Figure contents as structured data
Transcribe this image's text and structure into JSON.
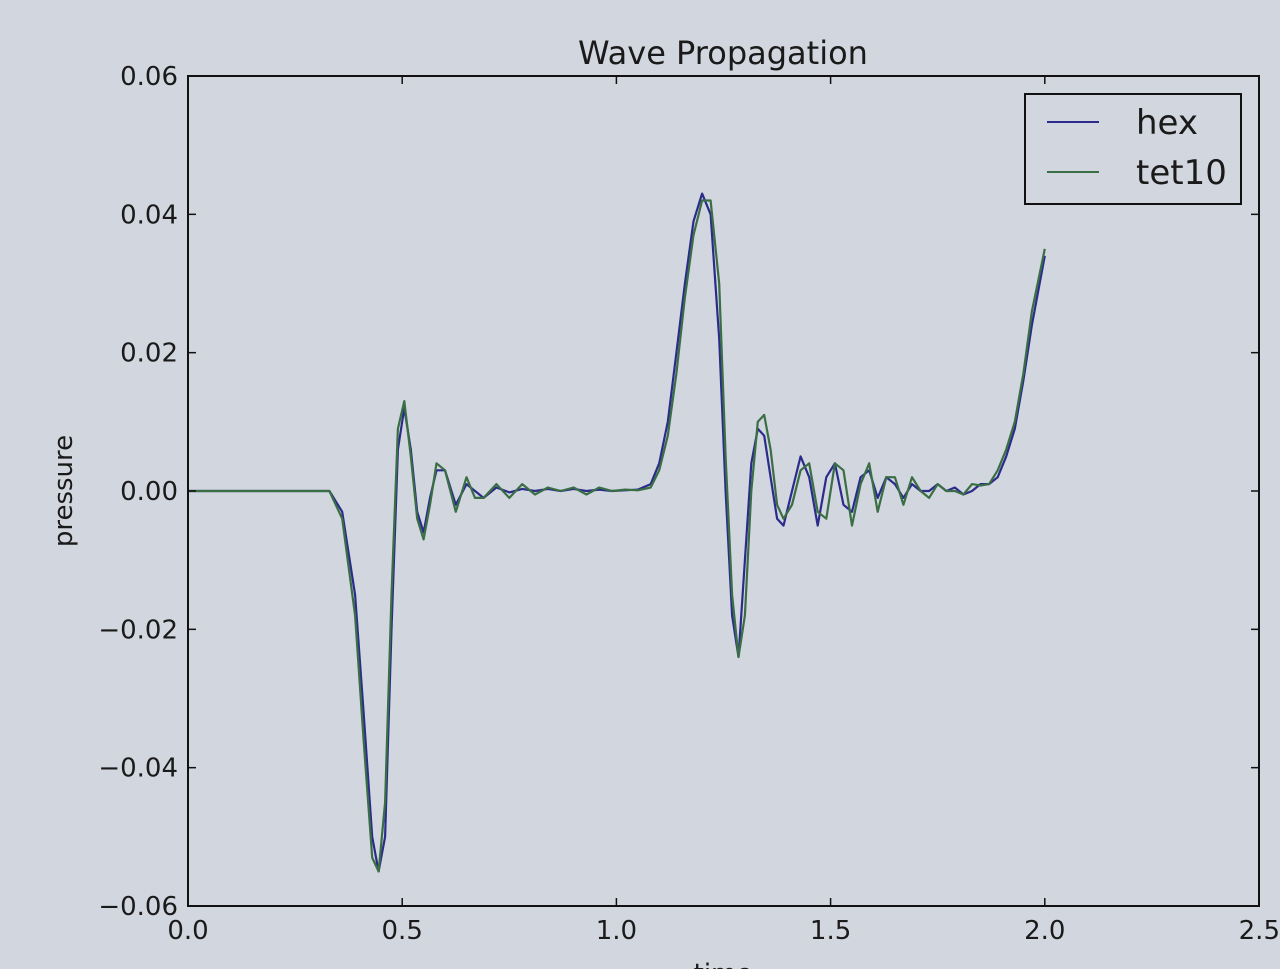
{
  "chart_data": {
    "type": "line",
    "title": "Wave Propagation",
    "xlabel": "time",
    "ylabel": "pressure",
    "xlim": [
      0.0,
      2.5
    ],
    "ylim": [
      -0.06,
      0.06
    ],
    "xticks": [
      "0.0",
      "0.5",
      "1.0",
      "1.5",
      "2.0",
      "2.5"
    ],
    "xtick_values": [
      0.0,
      0.5,
      1.0,
      1.5,
      2.0,
      2.5
    ],
    "yticks": [
      "0.06",
      "0.04",
      "0.02",
      "0.00",
      "−0.02",
      "−0.04",
      "−0.06"
    ],
    "ytick_values": [
      0.06,
      0.04,
      0.02,
      0.0,
      -0.02,
      -0.04,
      -0.06
    ],
    "grid": false,
    "legend_position": "top-right",
    "series": [
      {
        "name": "hex",
        "color": "#2b2b8c",
        "x": [
          0.0,
          0.3,
          0.33,
          0.36,
          0.39,
          0.41,
          0.43,
          0.445,
          0.46,
          0.475,
          0.49,
          0.505,
          0.52,
          0.535,
          0.55,
          0.565,
          0.58,
          0.6,
          0.625,
          0.65,
          0.67,
          0.69,
          0.72,
          0.75,
          0.78,
          0.81,
          0.84,
          0.87,
          0.9,
          0.93,
          0.96,
          0.99,
          1.02,
          1.05,
          1.08,
          1.1,
          1.12,
          1.14,
          1.16,
          1.18,
          1.2,
          1.22,
          1.24,
          1.255,
          1.27,
          1.285,
          1.3,
          1.315,
          1.33,
          1.345,
          1.36,
          1.375,
          1.39,
          1.41,
          1.43,
          1.45,
          1.47,
          1.49,
          1.51,
          1.53,
          1.55,
          1.57,
          1.59,
          1.61,
          1.63,
          1.65,
          1.67,
          1.69,
          1.71,
          1.73,
          1.75,
          1.77,
          1.79,
          1.81,
          1.83,
          1.85,
          1.87,
          1.89,
          1.91,
          1.93,
          1.95,
          1.97,
          2.0
        ],
        "y": [
          0.0,
          0.0,
          0.0,
          -0.003,
          -0.015,
          -0.032,
          -0.05,
          -0.055,
          -0.05,
          -0.02,
          0.006,
          0.012,
          0.006,
          -0.003,
          -0.006,
          -0.001,
          0.003,
          0.003,
          -0.002,
          0.001,
          0.0,
          -0.001,
          0.0005,
          -0.0002,
          0.0003,
          0.0,
          0.0003,
          0.0,
          0.0003,
          0.0,
          0.0002,
          0.0,
          0.0001,
          0.0002,
          0.001,
          0.004,
          0.01,
          0.02,
          0.03,
          0.039,
          0.043,
          0.04,
          0.022,
          0.0,
          -0.018,
          -0.024,
          -0.01,
          0.004,
          0.009,
          0.008,
          0.002,
          -0.004,
          -0.005,
          0.0,
          0.005,
          0.002,
          -0.005,
          0.002,
          0.004,
          -0.002,
          -0.003,
          0.002,
          0.003,
          -0.001,
          0.002,
          0.001,
          -0.001,
          0.001,
          0.0,
          0.0,
          0.001,
          0.0,
          0.0005,
          -0.0005,
          0.0,
          0.001,
          0.001,
          0.002,
          0.005,
          0.009,
          0.016,
          0.024,
          0.034
        ]
      },
      {
        "name": "tet10",
        "color": "#3a6e44",
        "x": [
          0.0,
          0.3,
          0.33,
          0.36,
          0.39,
          0.41,
          0.43,
          0.445,
          0.46,
          0.475,
          0.49,
          0.505,
          0.52,
          0.535,
          0.55,
          0.565,
          0.58,
          0.6,
          0.625,
          0.65,
          0.67,
          0.69,
          0.72,
          0.75,
          0.78,
          0.81,
          0.84,
          0.87,
          0.9,
          0.93,
          0.96,
          0.99,
          1.02,
          1.05,
          1.08,
          1.1,
          1.12,
          1.14,
          1.16,
          1.18,
          1.2,
          1.22,
          1.24,
          1.255,
          1.27,
          1.285,
          1.3,
          1.315,
          1.33,
          1.345,
          1.36,
          1.375,
          1.39,
          1.41,
          1.43,
          1.45,
          1.47,
          1.49,
          1.51,
          1.53,
          1.55,
          1.57,
          1.59,
          1.61,
          1.63,
          1.65,
          1.67,
          1.69,
          1.71,
          1.73,
          1.75,
          1.77,
          1.79,
          1.81,
          1.83,
          1.85,
          1.87,
          1.89,
          1.91,
          1.93,
          1.95,
          1.97,
          2.0
        ],
        "y": [
          0.0,
          0.0,
          0.0,
          -0.004,
          -0.018,
          -0.036,
          -0.053,
          -0.055,
          -0.045,
          -0.015,
          0.009,
          0.013,
          0.005,
          -0.004,
          -0.007,
          -0.002,
          0.004,
          0.003,
          -0.003,
          0.002,
          -0.001,
          -0.001,
          0.001,
          -0.001,
          0.001,
          -0.0005,
          0.0005,
          0.0,
          0.0005,
          -0.0005,
          0.0005,
          0.0,
          0.0002,
          0.0001,
          0.0005,
          0.003,
          0.008,
          0.017,
          0.028,
          0.037,
          0.042,
          0.042,
          0.03,
          0.005,
          -0.015,
          -0.024,
          -0.018,
          0.0,
          0.01,
          0.011,
          0.006,
          -0.002,
          -0.004,
          -0.002,
          0.003,
          0.004,
          -0.003,
          -0.004,
          0.004,
          0.003,
          -0.005,
          0.001,
          0.004,
          -0.003,
          0.002,
          0.002,
          -0.002,
          0.002,
          0.0,
          -0.001,
          0.001,
          0.0,
          0.0,
          -0.0005,
          0.001,
          0.0008,
          0.001,
          0.003,
          0.006,
          0.01,
          0.017,
          0.026,
          0.035
        ]
      }
    ]
  }
}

(Objective) Retype the whole listing exactly and leave the pictures out.

(Worked solution)
Transcribe this image's text and structure into JSON.
{
  "chart_data": {
    "type": "line",
    "title": "Wave Propagation",
    "xlabel": "time",
    "ylabel": "pressure",
    "xlim": [
      0.0,
      2.5
    ],
    "ylim": [
      -0.06,
      0.06
    ],
    "xticks": [
      "0.0",
      "0.5",
      "1.0",
      "1.5",
      "2.0",
      "2.5"
    ],
    "xtick_values": [
      0.0,
      0.5,
      1.0,
      1.5,
      2.0,
      2.5
    ],
    "yticks": [
      "0.06",
      "0.04",
      "0.02",
      "0.00",
      "−0.02",
      "−0.04",
      "−0.06"
    ],
    "ytick_values": [
      0.06,
      0.04,
      0.02,
      0.0,
      -0.02,
      -0.04,
      -0.06
    ],
    "grid": false,
    "legend_position": "top-right",
    "series": [
      {
        "name": "hex",
        "color": "#2b2b8c",
        "x": [
          0.0,
          0.3,
          0.33,
          0.36,
          0.39,
          0.41,
          0.43,
          0.445,
          0.46,
          0.475,
          0.49,
          0.505,
          0.52,
          0.535,
          0.55,
          0.565,
          0.58,
          0.6,
          0.625,
          0.65,
          0.67,
          0.69,
          0.72,
          0.75,
          0.78,
          0.81,
          0.84,
          0.87,
          0.9,
          0.93,
          0.96,
          0.99,
          1.02,
          1.05,
          1.08,
          1.1,
          1.12,
          1.14,
          1.16,
          1.18,
          1.2,
          1.22,
          1.24,
          1.255,
          1.27,
          1.285,
          1.3,
          1.315,
          1.33,
          1.345,
          1.36,
          1.375,
          1.39,
          1.41,
          1.43,
          1.45,
          1.47,
          1.49,
          1.51,
          1.53,
          1.55,
          1.57,
          1.59,
          1.61,
          1.63,
          1.65,
          1.67,
          1.69,
          1.71,
          1.73,
          1.75,
          1.77,
          1.79,
          1.81,
          1.83,
          1.85,
          1.87,
          1.89,
          1.91,
          1.93,
          1.95,
          1.97,
          2.0
        ],
        "y": [
          0.0,
          0.0,
          0.0,
          -0.003,
          -0.015,
          -0.032,
          -0.05,
          -0.055,
          -0.05,
          -0.02,
          0.006,
          0.012,
          0.006,
          -0.003,
          -0.006,
          -0.001,
          0.003,
          0.003,
          -0.002,
          0.001,
          0.0,
          -0.001,
          0.0005,
          -0.0002,
          0.0003,
          0.0,
          0.0003,
          0.0,
          0.0003,
          0.0,
          0.0002,
          0.0,
          0.0001,
          0.0002,
          0.001,
          0.004,
          0.01,
          0.02,
          0.03,
          0.039,
          0.043,
          0.04,
          0.022,
          0.0,
          -0.018,
          -0.024,
          -0.01,
          0.004,
          0.009,
          0.008,
          0.002,
          -0.004,
          -0.005,
          0.0,
          0.005,
          0.002,
          -0.005,
          0.002,
          0.004,
          -0.002,
          -0.003,
          0.002,
          0.003,
          -0.001,
          0.002,
          0.001,
          -0.001,
          0.001,
          0.0,
          0.0,
          0.001,
          0.0,
          0.0005,
          -0.0005,
          0.0,
          0.001,
          0.001,
          0.002,
          0.005,
          0.009,
          0.016,
          0.024,
          0.034
        ]
      },
      {
        "name": "tet10",
        "color": "#3a6e44",
        "x": [
          0.0,
          0.3,
          0.33,
          0.36,
          0.39,
          0.41,
          0.43,
          0.445,
          0.46,
          0.475,
          0.49,
          0.505,
          0.52,
          0.535,
          0.55,
          0.565,
          0.58,
          0.6,
          0.625,
          0.65,
          0.67,
          0.69,
          0.72,
          0.75,
          0.78,
          0.81,
          0.84,
          0.87,
          0.9,
          0.93,
          0.96,
          0.99,
          1.02,
          1.05,
          1.08,
          1.1,
          1.12,
          1.14,
          1.16,
          1.18,
          1.2,
          1.22,
          1.24,
          1.255,
          1.27,
          1.285,
          1.3,
          1.315,
          1.33,
          1.345,
          1.36,
          1.375,
          1.39,
          1.41,
          1.43,
          1.45,
          1.47,
          1.49,
          1.51,
          1.53,
          1.55,
          1.57,
          1.59,
          1.61,
          1.63,
          1.65,
          1.67,
          1.69,
          1.71,
          1.73,
          1.75,
          1.77,
          1.79,
          1.81,
          1.83,
          1.85,
          1.87,
          1.89,
          1.91,
          1.93,
          1.95,
          1.97,
          2.0
        ],
        "y": [
          0.0,
          0.0,
          0.0,
          -0.004,
          -0.018,
          -0.036,
          -0.053,
          -0.055,
          -0.045,
          -0.015,
          0.009,
          0.013,
          0.005,
          -0.004,
          -0.007,
          -0.002,
          0.004,
          0.003,
          -0.003,
          0.002,
          -0.001,
          -0.001,
          0.001,
          -0.001,
          0.001,
          -0.0005,
          0.0005,
          0.0,
          0.0005,
          -0.0005,
          0.0005,
          0.0,
          0.0002,
          0.0001,
          0.0005,
          0.003,
          0.008,
          0.017,
          0.028,
          0.037,
          0.042,
          0.042,
          0.03,
          0.005,
          -0.015,
          -0.024,
          -0.018,
          0.0,
          0.01,
          0.011,
          0.006,
          -0.002,
          -0.004,
          -0.002,
          0.003,
          0.004,
          -0.003,
          -0.004,
          0.004,
          0.003,
          -0.005,
          0.001,
          0.004,
          -0.003,
          0.002,
          0.002,
          -0.002,
          0.002,
          0.0,
          -0.001,
          0.001,
          0.0,
          0.0,
          -0.0005,
          0.001,
          0.0008,
          0.001,
          0.003,
          0.006,
          0.01,
          0.017,
          0.026,
          0.035
        ]
      }
    ]
  }
}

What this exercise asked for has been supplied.